## [ENTRIES SUPPLIED]
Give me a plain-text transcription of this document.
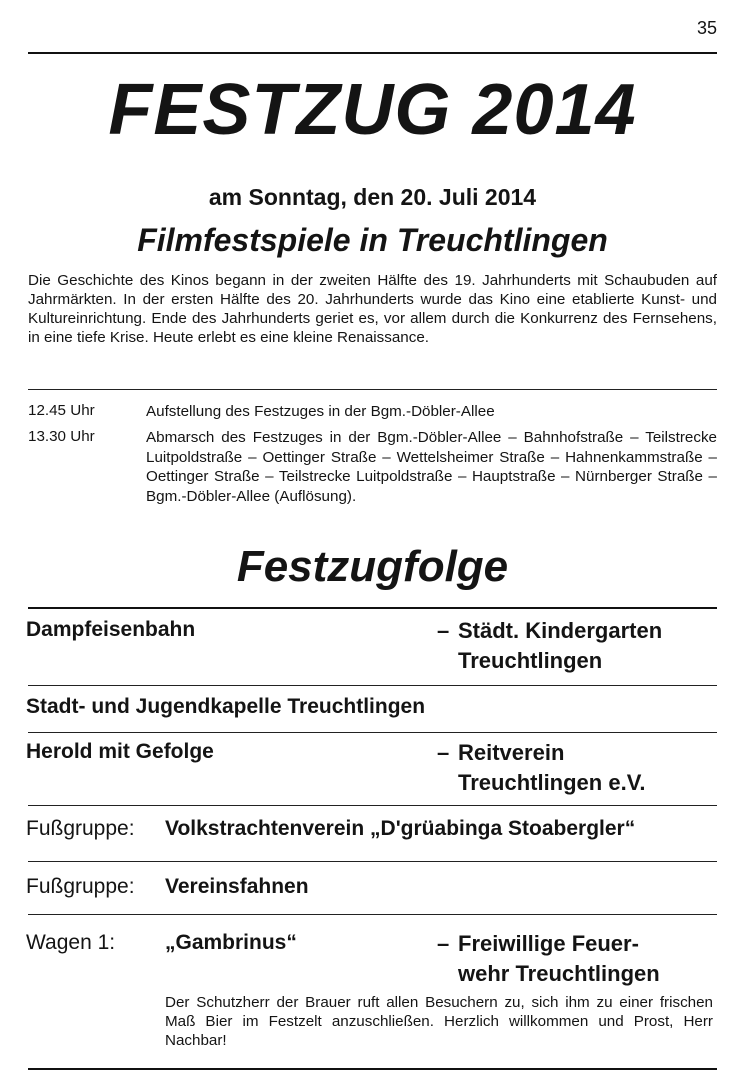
35
FESTZUG 2014
am Sonntag, den 20. Juli 2014
Filmfestspiele in Treuchtlingen
Die Geschichte des Kinos begann in der zweiten Hälfte des 19. Jahrhunderts mit Schaubuden auf Jahrmärkten. In der ersten Hälfte des 20. Jahrhunderts wurde das Kino eine etablierte Kunst- und Kultureinrichtung. Ende des Jahrhunderts geriet es, vor allem durch die Konkurrenz des Fernsehens, in eine tiefe Krise. Heute erlebt es eine kleine Renaissance.
12.45 Uhr	Aufstellung des Festzuges in der Bgm.-Döbler-Allee
13.30 Uhr	Abmarsch des Festzuges in der Bgm.-Döbler-Allee – Bahnhofstraße – Teilstrecke Luitpoldstraße – Oettinger Straße – Wettelsheimer Straße – Hahnenkammstraße – Oettinger Straße – Teilstrecke Luitpoldstraße – Hauptstraße – Nürnberger Straße – Bgm.-Döbler-Allee (Auflösung).
Festzugfolge
Dampfeisenbahn	– Städt. Kindergarten
Treuchtlingen
Stadt- und Jugendkapelle Treuchtlingen
Herold mit Gefolge	– Reitverein
Treuchtlingen e.V.
Fußgruppe: Volkstrachtenverein „D'grüabinga Stoabergler“
Fußgruppe: Vereinsfahnen
Wagen 1: „Gambrinus“	– Freiwillige Feuer-
wehr Treuchtlingen
Der Schutzherr der Brauer ruft allen Besuchern zu, sich ihm zu einer frischen Maß Bier im Festzelt anzuschließen. Herzlich willkommen und Prost, Herr Nachbar!
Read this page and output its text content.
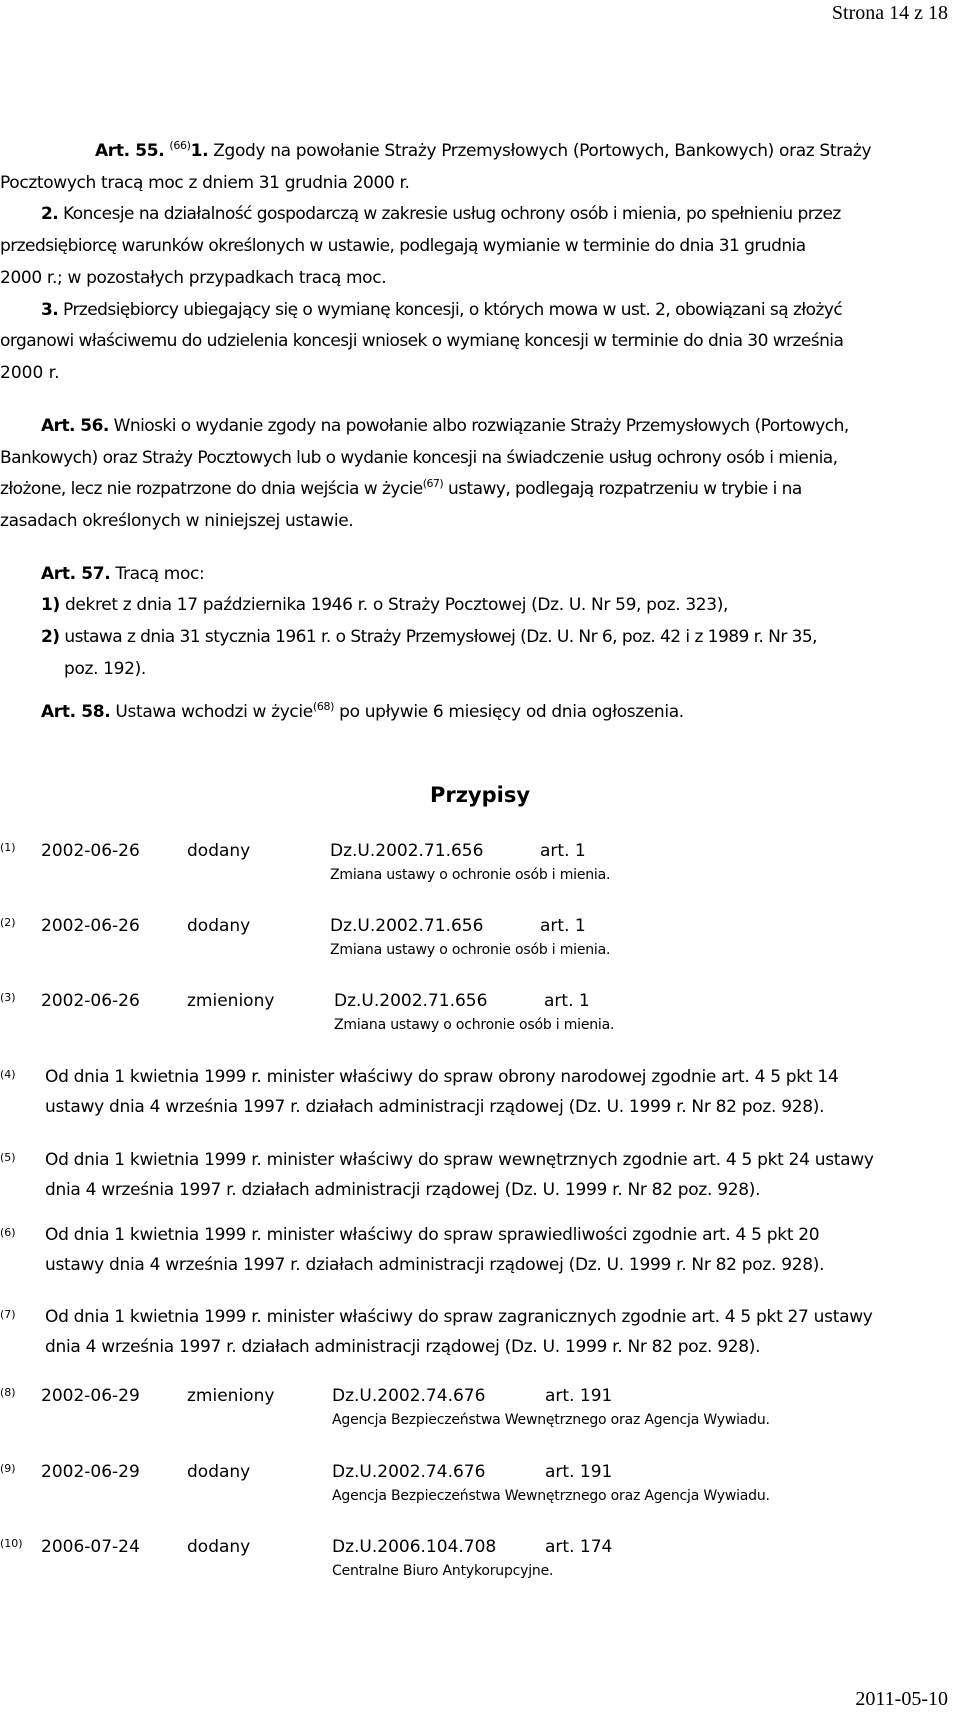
Strona 14 z 18
Art. 55. $^{(66)}$1. Zgody na powołanie Straży Przemysłowych (Portowych, Bankowych) oraz Straży
Pocztowych tracą moc z dniem 31 grudnia 2000 r.
2. Koncesje na działalność gospodarczą w zakresie usług ochrony osób i mienia, po spełnieniu przez
przedsiębiorcę warunków określonych w ustawie, podlegają wymianie w terminie do dnia 31 grudnia
2000 r.; w pozostałych przypadkach tracą moc.
3. Przedsiębiorcy ubiegający się o wymianę koncesji, o których mowa w ust. 2, obowiązani są złożyć
organowi właściwemu do udzielenia koncesji wniosek o wymianę koncesji w terminie do dnia 30 września
2000 r.
Art. 56. Wnioski o wydanie zgody na powołanie albo rozwiązanie Straży Przemysłowych (Portowych,
Bankowych) oraz Straży Pocztowych lub o wydanie koncesji na świadczenie usług ochrony osób i mienia,
złożone, lecz nie rozpatrzone do dnia wejścia w życie$^{(67)}$ ustawy, podlegają rozpatrzeniu w trybie i na
zasadach określonych w niniejszej ustawie.
Art. 57. Tracą moc:
1) dekret z dnia 17 października 1946 r. o Straży Pocztowej (Dz. U. Nr 59, poz. 323),
2) ustawa z dnia 31 stycznia 1961 r. o Straży Przemysłowej (Dz. U. Nr 6, poz. 42 i z 1989 r. Nr 35,
poz. 192).
Art. 58. Ustawa wchodzi w życie$^{(68)}$ po upływie 6 miesięcy od dnia ogłoszenia.
Przypisy
(1) 2002-06-26	dodany	Dz.U.2002.71.656	art. 1
Zmiana ustawy o ochronie osób i mienia.
(2) 2002-06-26	dodany	Dz.U.2002.71.656	art. 1
Zmiana ustawy o ochronie osób i mienia.
(3) 2002-06-26	zmieniony	Dz.U.2002.71.656	art. 1
Zmiana ustawy o ochronie osób i mienia.
(4) Od dnia 1 kwietnia 1999 r. minister właściwy do spraw obrony narodowej zgodnie art. 4 5 pkt 14
ustawy dnia 4 września 1997 r. działach administracji rządowej (Dz. U. 1999 r. Nr 82 poz. 928).
(5) Od dnia 1 kwietnia 1999 r. minister właściwy do spraw wewnętrznych zgodnie art. 4 5 pkt 24 ustawy
dnia 4 września 1997 r. działach administracji rządowej (Dz. U. 1999 r. Nr 82 poz. 928).
(6) Od dnia 1 kwietnia 1999 r. minister właściwy do spraw sprawiedliwości zgodnie art. 4 5 pkt 20
ustawy dnia 4 września 1997 r. działach administracji rządowej (Dz. U. 1999 r. Nr 82 poz. 928).
(7) Od dnia 1 kwietnia 1999 r. minister właściwy do spraw zagranicznych zgodnie art. 4 5 pkt 27 ustawy
dnia 4 września 1997 r. działach administracji rządowej (Dz. U. 1999 r. Nr 82 poz. 928).
(8) 2002-06-29	zmieniony	Dz.U.2002.74.676	art. 191
Agencja Bezpieczeństwa Wewnętrznego oraz Agencja Wywiadu.
(9) 2002-06-29	dodany	Dz.U.2002.74.676	art. 191
Agencja Bezpieczeństwa Wewnętrznego oraz Agencja Wywiadu.
(10) 2006-07-24	dodany	Dz.U.2006.104.708	art. 174
Centralne Biuro Antykorupcyjne.
2011-05-10
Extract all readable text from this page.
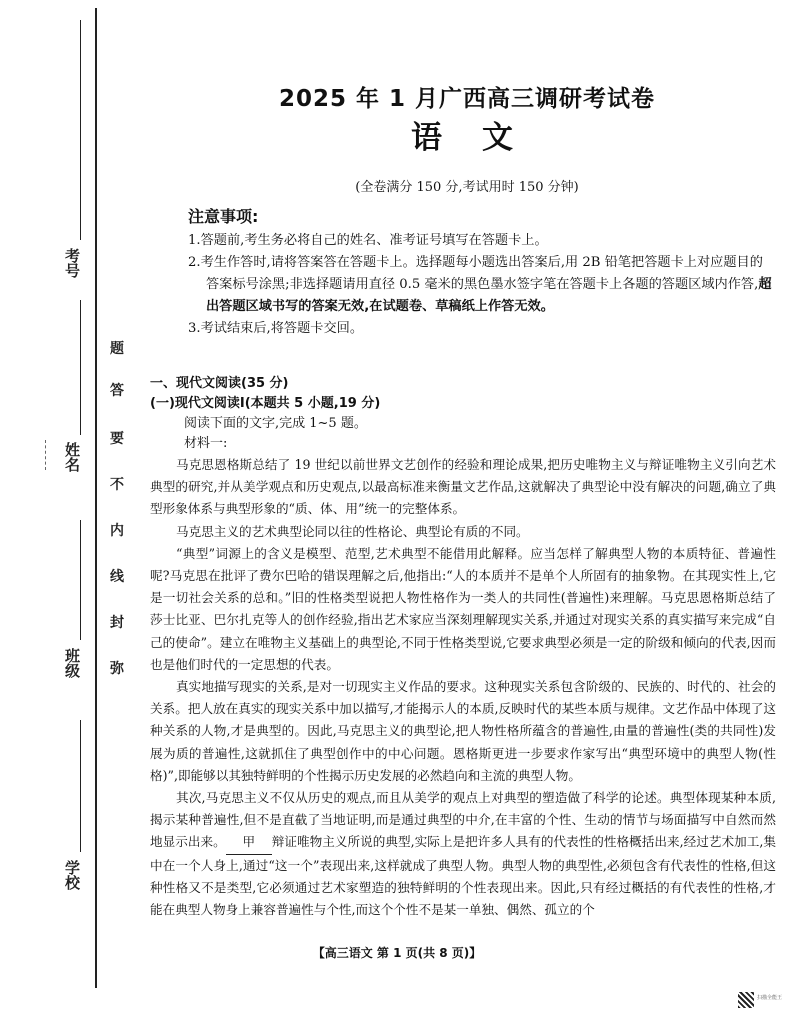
考号
姓名
班级
学校
题
答
要
不
内
线
封
弥
2025 年 1 月广西高三调研考试卷
语文
(全卷满分 150 分,考试用时 150 分钟)
注意事项:

1.答题前,考生务必将自己的姓名、准考证号填写在答题卡上。

2.考生作答时,请将答案答在答题卡上。选择题每小题选出答案后,用 2B 铅笔把答题卡上对应题目的答案标号涂黑;非选择题请用直径 0.5 毫米的黑色墨水签字笔在答题卡上各题的答题区域内作答,超出答题区域书写的答案无效,在试题卷、草稿纸上作答无效。

3.考试结束后,将答题卡交回。

一、现代文阅读(35 分)
(一)现代文阅读Ⅰ(本题共 5 小题,19 分)
阅读下面的文字,完成 1~5 题。
材料一:

马克思恩格斯总结了 19 世纪以前世界文艺创作的经验和理论成果,把历史唯物主义与辩证唯物主义引向艺术典型的研究,并从美学观点和历史观点,以最高标准来衡量文艺作品,这就解决了典型论中没有解决的问题,确立了典型形象体系与典型形象的“质、体、用”统一的完整体系。

马克思主义的艺术典型论同以往的性格论、典型论有质的不同。

“典型”词源上的含义是模型、范型,艺术典型不能借用此解释。应当怎样了解典型人物的本质特征、普遍性呢?马克思在批评了费尔巴哈的错误理解之后,他指出:“人的本质并不是单个人所固有的抽象物。在其现实性上,它是一切社会关系的总和。”旧的性格类型说把人物性格作为一类人的共同性(普遍性)来理解。马克思恩格斯总结了莎士比亚、巴尔扎克等人的创作经验,指出艺术家应当深刻理解现实关系,并通过对现实关系的真实描写来完成“自己的使命”。建立在唯物主义基础上的典型论,不同于性格类型说,它要求典型必须是一定的阶级和倾向的代表,因而也是他们时代的一定思想的代表。

真实地描写现实的关系,是对一切现实主义作品的要求。这种现实关系包含阶级的、民族的、时代的、社会的关系。把人放在真实的现实关系中加以描写,才能揭示人的本质,反映时代的某些本质与规律。文艺作品中体现了这种关系的人物,才是典型的。因此,马克思主义的典型论,把人物性格所蕴含的普遍性,由量的普遍性(类的共同性)发展为质的普遍性,这就抓住了典型创作中的中心问题。恩格斯更进一步要求作家写出“典型环境中的典型人物(性格)”,即能够以其独特鲜明的个性揭示历史发展的必然趋向和主流的典型人物。

其次,马克思主义不仅从历史的观点,而且从美学的观点上对典型的塑造做了科学的论述。典型体现某种本质,揭示某种普遍性,但不是直截了当地证明,而是通过典型的中介,在丰富的个性、生动的情节与场面描写中自然而然地显示出来。 甲 辩证唯物主义所说的典型,实际上是把许多人具有的代表性的性格概括出来,经过艺术加工,集中在一个人身上,通过“这一个”表现出来,这样就成了典型人物。典型人物的典型性,必须包含有代表性的性格,但这种性格又不是类型,它必须通过艺术家塑造的独特鲜明的个性表现出来。因此,只有经过概括的有代表性的性格,才能在典型人物身上兼容普遍性与个性,而这个个性不是某一单独、偶然、孤立的个

【高三语文 第 1 页(共 8 页)】
扫描全能王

## [EXERCISE PROMPT]
Where a line of the data holds "ustawie", show that line.

## [THE COMPLETED TASK]
przedsiębiorcę warunków określonych w ustawie, podlegają wymianie w terminie do dnia 31 grudnia
zasadach określonych w niniejszej ustawie.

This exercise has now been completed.